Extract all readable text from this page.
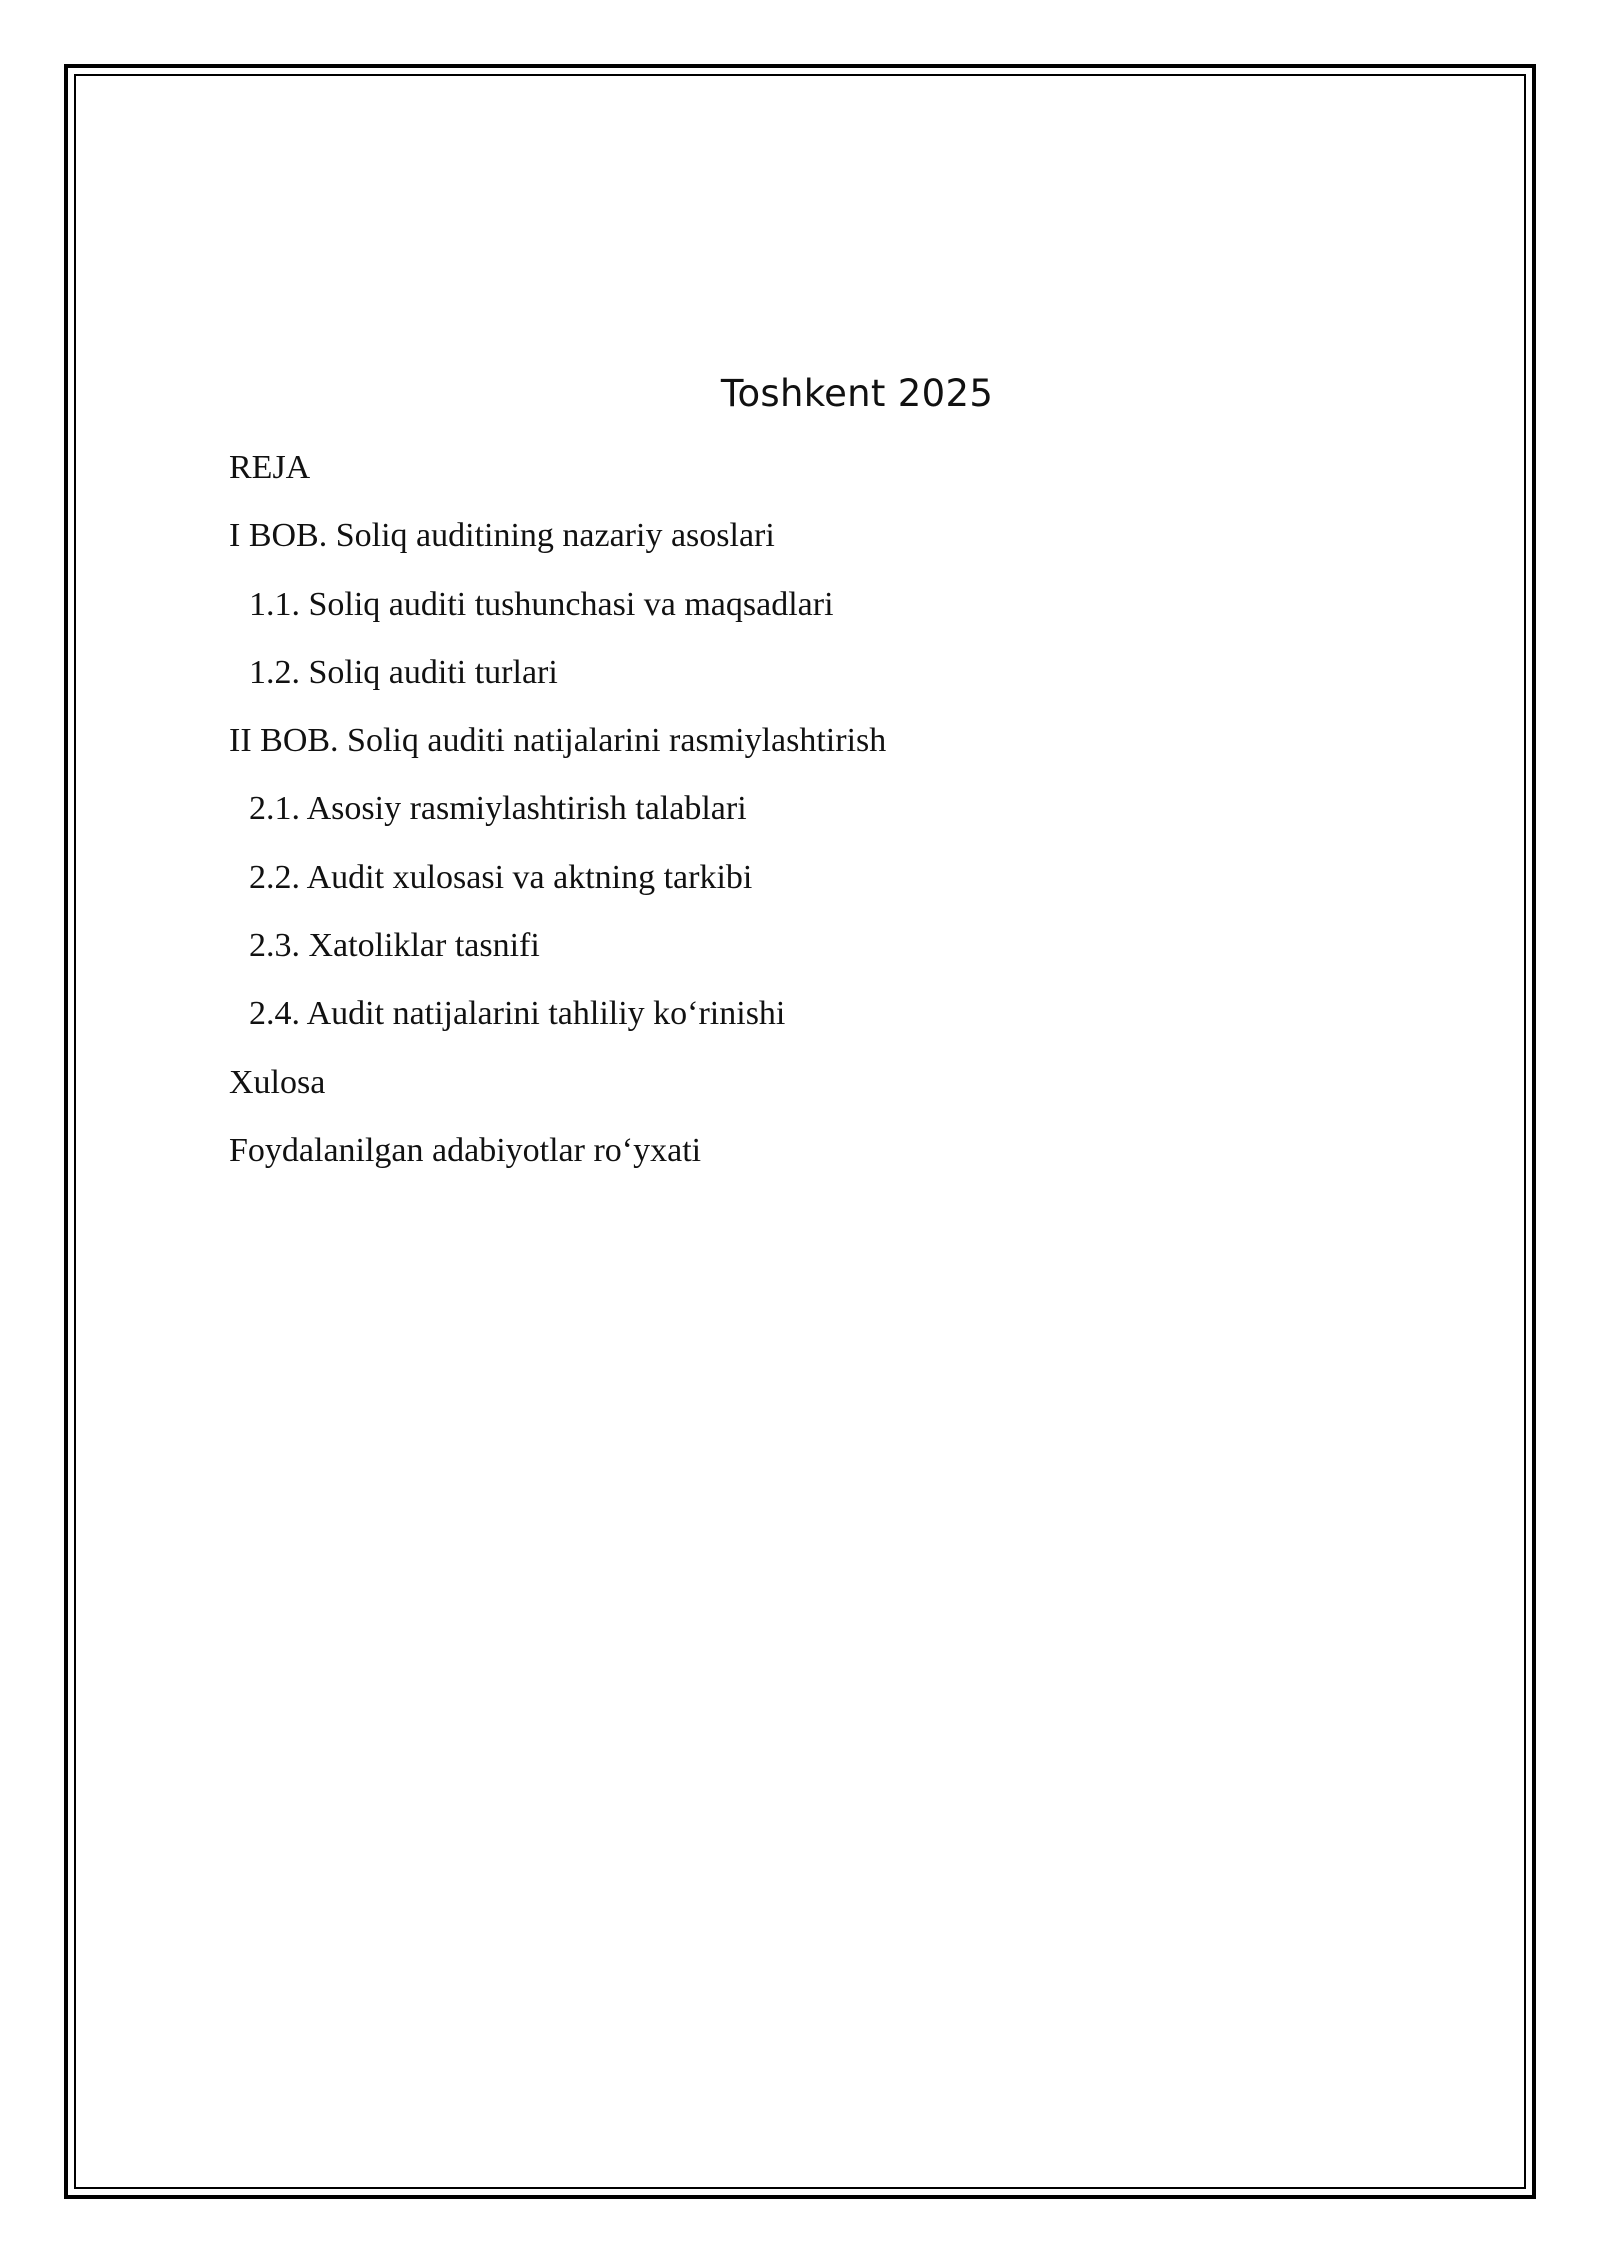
Toshkent 2025
REJA
I BOB. Soliq auditining nazariy asoslari
1.1. Soliq auditi tushunchasi va maqsadlari
1.2. Soliq auditi turlari
II BOB. Soliq auditi natijalarini rasmiylashtirish
2.1. Asosiy rasmiylashtirish talablari
2.2. Audit xulosasi va aktning tarkibi
2.3. Xatoliklar tasnifi
2.4. Audit natijalarini tahliliy ko‘rinishi
Xulosa
Foydalanilgan adabiyotlar ro‘yxati
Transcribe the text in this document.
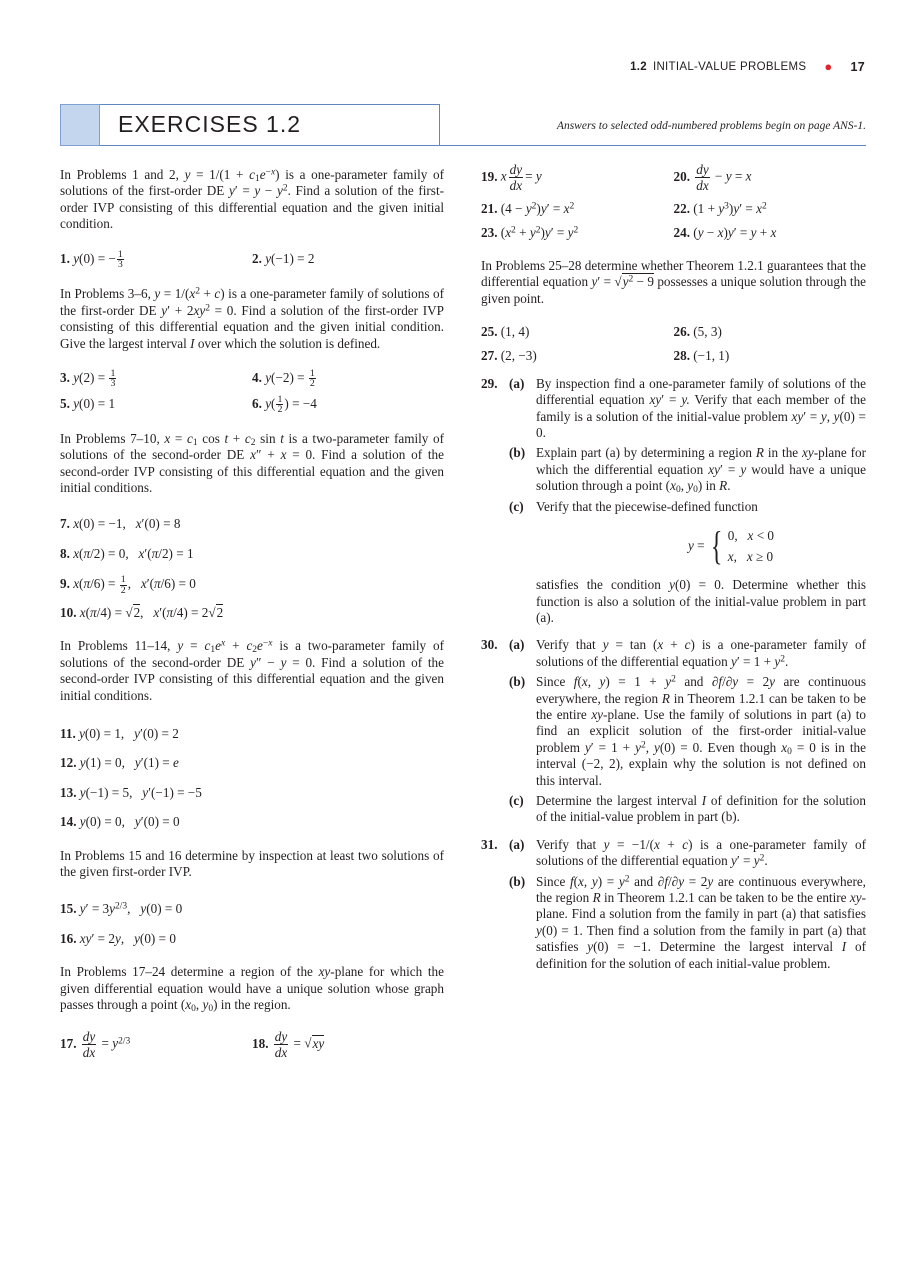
1.2 INITIAL-VALUE PROBLEMS ● 17
EXERCISES 1.2	Answers to selected odd-numbered problems begin on page ANS-1.

In Problems 1 and 2, $y = 1/(1 + c_1e^{-x})$ is a one-parameter family of solutions of the first-order DE $y' = y - y^2$. Find a solution of the first-order IVP consisting of this differential equation and the given initial condition.

1. y(0) = − $\frac{1}{3}$	2. y(−1) = 2

In Problems 3–6, $y = 1/(x^2 + c)$ is a one-parameter family of solutions of the first-order DE $y' + 2xy^2 = 0$. Find a solution of the first-order IVP consisting of this differential equation and the given initial condition. Give the largest interval I over which the solution is defined.

3. $y(2) = \frac{1}{3}$	4. $y(-2) = \frac{1}{2}$
5. y(0) = 1	6. $y( \frac{1}{2}$ ) = −4

In Problems 7–10, $x = c_1$ $\cos t + c_2$ sin t is a two-parameter family of solutions of the second-order DE x″ + x = 0. Find a solution of the second-order IVP consisting of this differential equation and the given initial conditions.

7. x(0) = −1,   x′(0) = 8
8. x(π/2) = 0,   x′(π/2) = 1
9. $x(\pi/6) = \frac{1}{2}$ ,   x′(π/6) = 0
10. x(π/4) = √2,   x′(π/4) = 2√2

In Problems 11–14, $y = c_1e^x + c_2e^{-x}$ is a two-parameter family of solutions of the second-order DE y″ − y = 0. Find a solution of the second-order IVP consisting of this differential equation and the given initial conditions.

11. y(0) = 1,   y′(0) = 2
12. y(1) = 0,   y′(1) = e
13. y(−1) = 5,   y′(−1) = −5
14. y(0) = 0,   y′(0) = 0

In Problems 15 and 16 determine by inspection at least two solutions of the given first-order IVP.

15. $y' = 3y^{2/3}$,   y(0) = 0
16. xy′ = 2y,   y(0) = 0

In Problems 17–24 determine a region of the xy-plane for which the given differential equation would have a unique solution whose graph passes through a point ($x_0$, $y_0$) in the region.

17. $\frac{dy}{dx} = y^{2/3}$	18. $\frac{dy}{dx} = √xy$
19. x $\frac{dy}{dx} = y$	20. $\frac{dy}{dx} - y = x$
21. $(4 - y^2)y' = x^2$	22. $(1 + y^3)y' = x^2$
23. $(x^2 + y^2)y' = y^2$	24. (y − x)y′ = y + x

In Problems 25–28 determine whether Theorem 1.2.1 guarantees that the differential equation $y' = √y^2 - 9$ possesses a unique solution through the given point.

25. (1, 4)	26. (5, 3)
27. (2, −3)	28. (−1, 1)
29. (a) By inspection find a one-parameter family of solutions of the differential equation xy′ = y. Verify that each member of the family is a solution of the initial-value problem xy′ = y, y(0) = 0.
(b) Explain part (a) by determining a region R in the xy-plane for which the differential equation xy′ = y would have a unique solution through a point ($x_0$, $y_0$) in R.
(c) Verify that the piecewise-defined function
y = { 0,   x < 0
x,   x ≥ 0
satisfies the condition y(0) = 0. Determine whether this function is also a solution of the initial-value problem in part (a).
30. (a) Verify that y = tan (x + c) is a one-parameter family of solutions of the differential equation $y' = 1 + y^2$.
(b) Since f(x, $y) = 1 + y^2$ and ∂f/∂y = 2y are continuous everywhere, the region R in Theorem 1.2.1 can be taken to be the entire xy-plane. Use the family of solutions in part (a) to find an explicit solution of the first-order initial-value problem $y' = 1 + y^2$, y(0) = 0. Even though $x_0 = 0$ is in the interval (−2, 2), explain why the solution is not defined on this interval.
(c) Determine the largest interval I of definition for the solution of the initial-value problem in part (b).
31. (a) Verify that y = −1/(x + c) is a one-parameter family of solutions of the differential equation $y' = y^2$.
(b) Since f(x, $y) = y^2$ and ∂f/∂y = 2y are continuous everywhere, the region R in Theorem 1.2.1 can be taken to be the entire xy-plane. Find a solution from the family in part (a) that satisfies y(0) = 1. Then find a solution from the family in part (a) that satisfies y(0) = −1. Determine the largest interval I of definition for the solution of each initial-value problem.
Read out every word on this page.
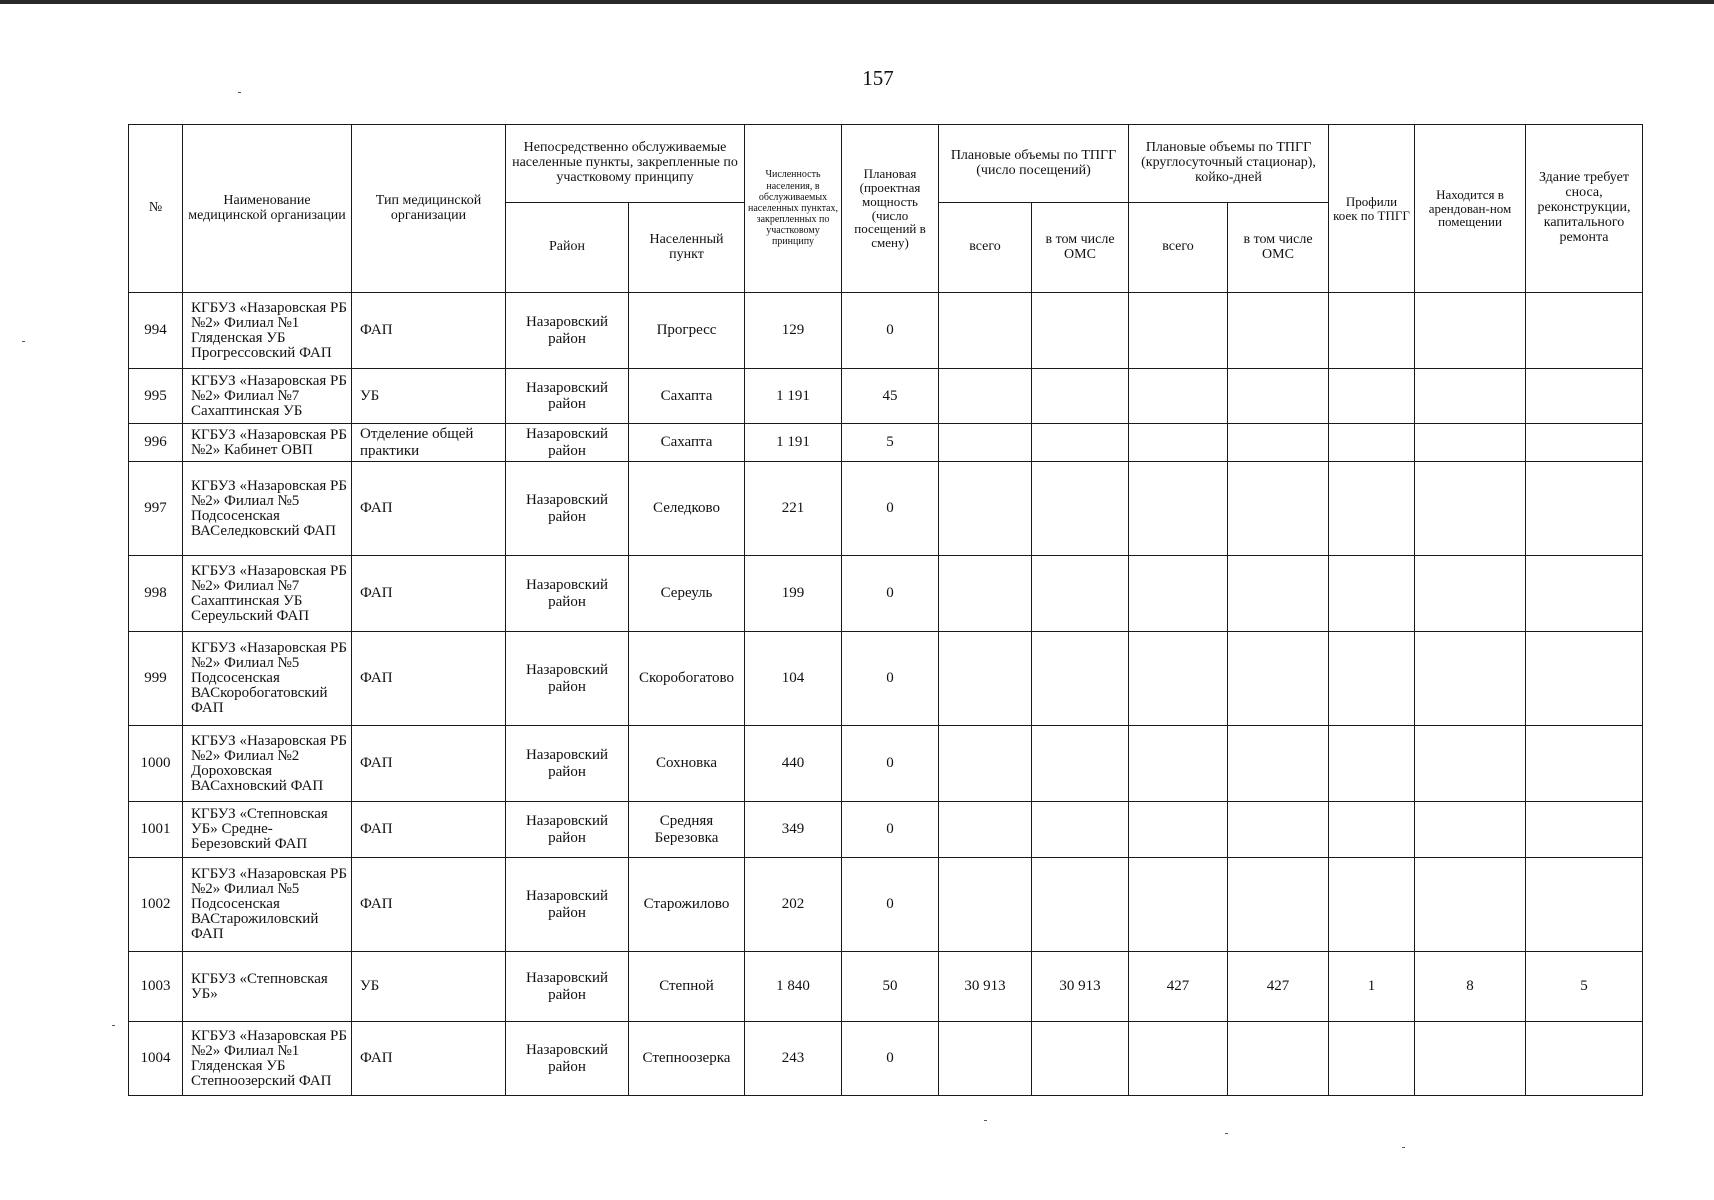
157
№	Наименование медицинской организации	Тип медицинской организации	Непосредственно обслуживаемые населенные пункты, закрепленные по участковому принципу		Численность населения, в обслуживаемых населенных пунктах, закрепленных по участковому принципу	Плановая (проектная мощность (число посещений в смену)	Плановые объемы по ТПГГ (число посещений)		Плановые объемы по ТПГГ (круглосуточный стационар), койко-дней		Профили коек по ТПГГ	Находится в арендован-ном помещении	Здание требует сноса, реконструкции, капитального ремонта
			Район	Населенный пункт			всего	в том числе ОМС	всего	в том числе ОМС			
994	КГБУЗ «Назаровская РБ №2» Филиал №1 Гляденская УБ Прогрессовский ФАП	ФАП	Назаровский район	Прогресс	129	0							
995	КГБУЗ «Назаровская РБ №2» Филиал №7 Сахаптинская УБ	УБ	Назаровский район	Сахапта	1 191	45							
996	КГБУЗ «Назаровская РБ №2» Кабинет ОВП	Отделение общей практики	Назаровский район	Сахапта	1 191	5							
997	КГБУЗ «Назаровская РБ №2» Филиал №5 Подсосенская ВАСеледковский ФАП	ФАП	Назаровский район	Селедково	221	0							
998	КГБУЗ «Назаровская РБ №2» Филиал №7 Сахаптинская УБ Сереульский ФАП	ФАП	Назаровский район	Сереуль	199	0							
999	КГБУЗ «Назаровская РБ №2» Филиал №5 Подсосенская ВАСкоробогатовский ФАП	ФАП	Назаровский район	Скоробогатово	104	0							
1000	КГБУЗ «Назаровская РБ №2» Филиал №2 Дороховская ВАСахновский ФАП	ФАП	Назаровский район	Сохновка	440	0							
1001	КГБУЗ «Степновская УБ» Средне-Березовский ФАП	ФАП	Назаровский район	Средняя Березовка	349	0							
1002	КГБУЗ «Назаровская РБ №2» Филиал №5 Подсосенская ВАСтарожиловский ФАП	ФАП	Назаровский район	Старожилово	202	0							
1003	КГБУЗ «Степновская УБ»	УБ	Назаровский район	Степной	1 840	50	30 913	30 913	427	427	1	8	5
1004	КГБУЗ «Назаровская РБ №2» Филиал №1 Гляденская УБ Степноозерский ФАП	ФАП	Назаровский район	Степноозерка	243	0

^^^^

• Given exercise: Reproduce the material above exactly, but only from the line with "Read out every word on this page." through its last line, leaving pictures out.

• Reply:
Read out every word on this page.
157
№	Наименование медицинской организации	Тип медицинской организации	Непосредственно обслуживаемые населенные пункты, закрепленные по участковому принципу		Численность населения, в обслуживаемых населенных пунктах, закрепленных по участковому принципу	Плановая (проектная мощность (число посещений в смену)	Плановые объемы по ТПГГ (число посещений)		Плановые объемы по ТПГГ (круглосуточный стационар), койко-дней		Профили коек по ТПГГ	Находится в арендован-ном помещении	Здание требует сноса, реконструкции, капитального ремонта
			Район	Населенный пункт			всего	в том числе ОМС	всего	в том числе ОМС			
994	КГБУЗ «Назаровская РБ №2» Филиал №1 Гляденская УБ Прогрессовский ФАП	ФАП	Назаровский район	Прогресс	129	0							
995	КГБУЗ «Назаровская РБ №2» Филиал №7 Сахаптинская УБ	УБ	Назаровский район	Сахапта	1 191	45							
996	КГБУЗ «Назаровская РБ №2» Кабинет ОВП	Отделение общей практики	Назаровский район	Сахапта	1 191	5							
997	КГБУЗ «Назаровская РБ №2» Филиал №5 Подсосенская ВАСеледковский ФАП	ФАП	Назаровский район	Селедково	221	0							
998	КГБУЗ «Назаровская РБ №2» Филиал №7 Сахаптинская УБ Сереульский ФАП	ФАП	Назаровский район	Сереуль	199	0							
999	КГБУЗ «Назаровская РБ №2» Филиал №5 Подсосенская ВАСкоробогатовский ФАП	ФАП	Назаровский район	Скоробогатово	104	0							
1000	КГБУЗ «Назаровская РБ №2» Филиал №2 Дороховская ВАСахновский ФАП	ФАП	Назаровский район	Сохновка	440	0							
1001	КГБУЗ «Степновская УБ» Средне-Березовский ФАП	ФАП	Назаровский район	Средняя Березовка	349	0							
1002	КГБУЗ «Назаровская РБ №2» Филиал №5 Подсосенская ВАСтарожиловский ФАП	ФАП	Назаровский район	Старожилово	202	0							
1003	КГБУЗ «Степновская УБ»	УБ	Назаровский район	Степной	1 840	50	30 913	30 913	427	427	1	8	5
1004	КГБУЗ «Назаровская РБ №2» Филиал №1 Гляденская УБ Степноозерский ФАП	ФАП	Назаровский район	Степноозерка	243	0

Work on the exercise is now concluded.